** Start ENTRIES SUPPLIED **

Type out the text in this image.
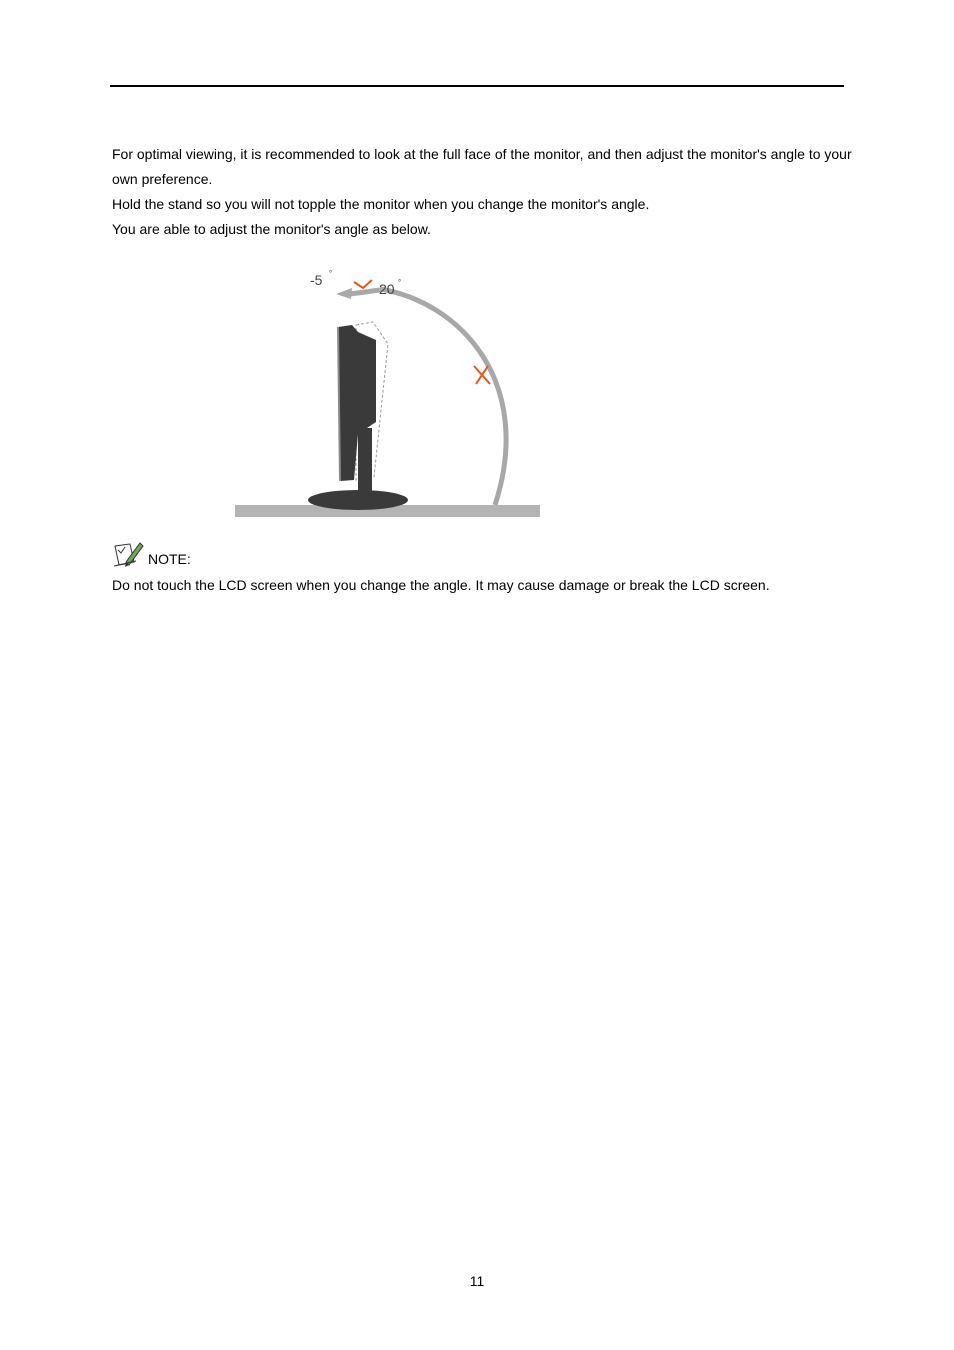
For optimal viewing, it is recommended to look at the full face of the monitor, and then adjust the monitor's angle to your own preference.

Hold the stand so you will not topple the monitor when you change the monitor's angle.

You are able to adjust the monitor's angle as below.

-5 °
20 °
NOTE:

Do not touch the LCD screen when you change the angle. It may cause damage or break the LCD screen.

11
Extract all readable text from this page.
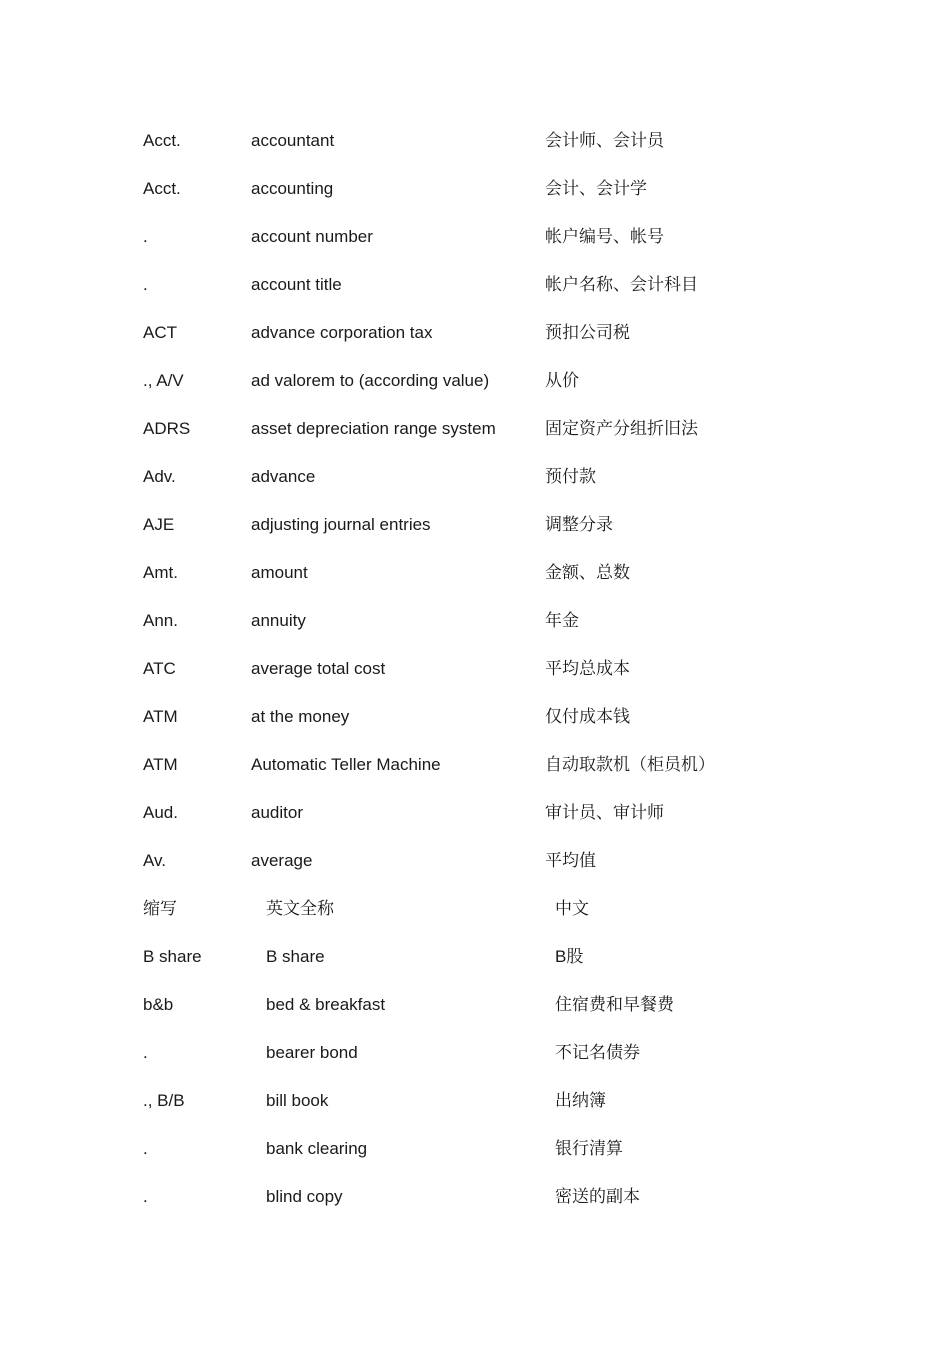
Acct.	accountant	会计师、会计员
Acct.	accounting	会计、会计学
.	account number	帐户编号、帐号
.	account title	帐户名称、会计科目
ACT	advance corporation tax	预扣公司税
., A/V	ad valorem to (according value)	从价
ADRS	asset depreciation range system	固定资产分组折旧法
Adv.	advance	预付款
AJE	adjusting journal entries	调整分录
Amt.	amount	金额、总数
Ann.	annuity	年金
ATC	average total cost	平均总成本
ATM	at the money	仅付成本钱
ATM	Automatic Teller Machine	自动取款机（柜员机）
Aud.	auditor	审计员、审计师
Av.	average	平均值
缩写	英文全称	中文
B share	B share	B股
b&b	bed & breakfast	住宿费和早餐费
.	bearer bond	不记名债券
., B/B	bill book	出纳簿
.	bank clearing	银行清算
.	blind copy	密送的副本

** End ENTRIES SUPPLIED **

Quote the material word for word, dropping any images it holds.

Type out the text in this image.
For optimal viewing, it is recommended to look at the full face of the monitor, and then adjust the monitor's angle to your own preference.

Hold the stand so you will not topple the monitor when you change the monitor's angle.

You are able to adjust the monitor's angle as below.

-5 °
20 °
NOTE:

Do not touch the LCD screen when you change the angle. It may cause damage or break the LCD screen.

11
Extract all readable text from this page.
Acct.	accountant	会计师、会计员
Acct.	accounting	会计、会计学
.	account number	帐户编号、帐号
.	account title	帐户名称、会计科目
ACT	advance corporation tax	预扣公司税
., A/V	ad valorem to (according value)	从价
ADRS	asset depreciation range system	固定资产分组折旧法
Adv.	advance	预付款
AJE	adjusting journal entries	调整分录
Amt.	amount	金额、总数
Ann.	annuity	年金
ATC	average total cost	平均总成本
ATM	at the money	仅付成本钱
ATM	Automatic Teller Machine	自动取款机（柜员机）
Aud.	auditor	审计员、审计师
Av.	average	平均值
缩写	英文全称	中文
B share	B share	B股
b&b	bed & breakfast	住宿费和早餐费
.	bearer bond	不记名债券
., B/B	bill book	出纳簿
.	bank clearing	银行清算
.	blind copy	密送的副本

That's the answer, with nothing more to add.